┌──

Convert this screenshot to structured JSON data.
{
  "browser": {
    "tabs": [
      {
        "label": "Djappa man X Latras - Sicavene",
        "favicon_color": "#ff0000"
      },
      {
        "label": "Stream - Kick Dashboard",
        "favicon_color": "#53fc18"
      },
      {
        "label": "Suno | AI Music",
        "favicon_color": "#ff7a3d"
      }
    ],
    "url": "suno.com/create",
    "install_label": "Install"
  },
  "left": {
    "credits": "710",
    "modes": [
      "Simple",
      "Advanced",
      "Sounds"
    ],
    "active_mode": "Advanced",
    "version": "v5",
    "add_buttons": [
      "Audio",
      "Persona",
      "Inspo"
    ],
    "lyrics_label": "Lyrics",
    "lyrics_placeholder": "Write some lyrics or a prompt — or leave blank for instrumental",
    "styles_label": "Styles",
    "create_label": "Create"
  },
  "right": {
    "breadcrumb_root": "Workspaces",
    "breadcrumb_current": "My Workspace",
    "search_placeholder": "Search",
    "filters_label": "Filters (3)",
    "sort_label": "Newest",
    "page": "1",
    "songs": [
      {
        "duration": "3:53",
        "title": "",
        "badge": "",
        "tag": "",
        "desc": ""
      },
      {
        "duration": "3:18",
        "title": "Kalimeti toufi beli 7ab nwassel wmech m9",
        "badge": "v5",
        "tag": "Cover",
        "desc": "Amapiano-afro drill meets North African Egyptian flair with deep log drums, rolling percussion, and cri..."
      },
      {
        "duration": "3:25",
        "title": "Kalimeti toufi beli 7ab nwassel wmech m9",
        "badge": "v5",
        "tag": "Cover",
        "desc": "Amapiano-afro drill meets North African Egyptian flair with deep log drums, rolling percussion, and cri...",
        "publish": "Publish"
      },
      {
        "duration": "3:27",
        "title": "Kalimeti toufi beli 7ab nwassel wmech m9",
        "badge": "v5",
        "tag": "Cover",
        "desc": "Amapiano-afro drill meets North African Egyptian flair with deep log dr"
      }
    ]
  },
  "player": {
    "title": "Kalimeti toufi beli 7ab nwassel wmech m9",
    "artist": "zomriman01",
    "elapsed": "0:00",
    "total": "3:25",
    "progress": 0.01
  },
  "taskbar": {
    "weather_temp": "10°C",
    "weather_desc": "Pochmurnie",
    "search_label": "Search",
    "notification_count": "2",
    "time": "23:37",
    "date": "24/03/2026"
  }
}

└──

> _DIRECTIONS FOR THIS TASK_:
Give every line of the material again, exactly as it reads.

> _WRITTEN ANSWER_:
Convert this screenshot to structured JSON data.
{
  "browser": {
    "tabs": [
      {
        "label": "Djappa man X Latras - Sicavene",
        "favicon_color": "#ff0000"
      },
      {
        "label": "Stream - Kick Dashboard",
        "favicon_color": "#53fc18"
      },
      {
        "label": "Suno | AI Music",
        "favicon_color": "#ff7a3d"
      }
    ],
    "url": "suno.com/create",
    "install_label": "Install"
  },
  "left": {
    "credits": "710",
    "modes": [
      "Simple",
      "Advanced",
      "Sounds"
    ],
    "active_mode": "Advanced",
    "version": "v5",
    "add_buttons": [
      "Audio",
      "Persona",
      "Inspo"
    ],
    "lyrics_label": "Lyrics",
    "lyrics_placeholder": "Write some lyrics or a prompt — or leave blank for instrumental",
    "styles_label": "Styles",
    "create_label": "Create"
  },
  "right": {
    "breadcrumb_root": "Workspaces",
    "breadcrumb_current": "My Workspace",
    "search_placeholder": "Search",
    "filters_label": "Filters (3)",
    "sort_label": "Newest",
    "page": "1",
    "songs": [
      {
        "duration": "3:53",
        "title": "",
        "badge": "",
        "tag": "",
        "desc": ""
      },
      {
        "duration": "3:18",
        "title": "Kalimeti toufi beli 7ab nwassel wmech m9",
        "badge": "v5",
        "tag": "Cover",
        "desc": "Amapiano-afro drill meets North African Egyptian flair with deep log drums, rolling percussion, and cri..."
      },
      {
        "duration": "3:25",
        "title": "Kalimeti toufi beli 7ab nwassel wmech m9",
        "badge": "v5",
        "tag": "Cover",
        "desc": "Amapiano-afro drill meets North African Egyptian flair with deep log drums, rolling percussion, and cri...",
        "publish": "Publish"
      },
      {
        "duration": "3:27",
        "title": "Kalimeti toufi beli 7ab nwassel wmech m9",
        "badge": "v5",
        "tag": "Cover",
        "desc": "Amapiano-afro drill meets North African Egyptian flair with deep log dr"
      }
    ]
  },
  "player": {
    "title": "Kalimeti toufi beli 7ab nwassel wmech m9",
    "artist": "zomriman01",
    "elapsed": "0:00",
    "total": "3:25",
    "progress": 0.01
  },
  "taskbar": {
    "weather_temp": "10°C",
    "weather_desc": "Pochmurnie",
    "search_label": "Search",
    "notification_count": "2",
    "time": "23:37",
    "date": "24/03/2026"
  }
}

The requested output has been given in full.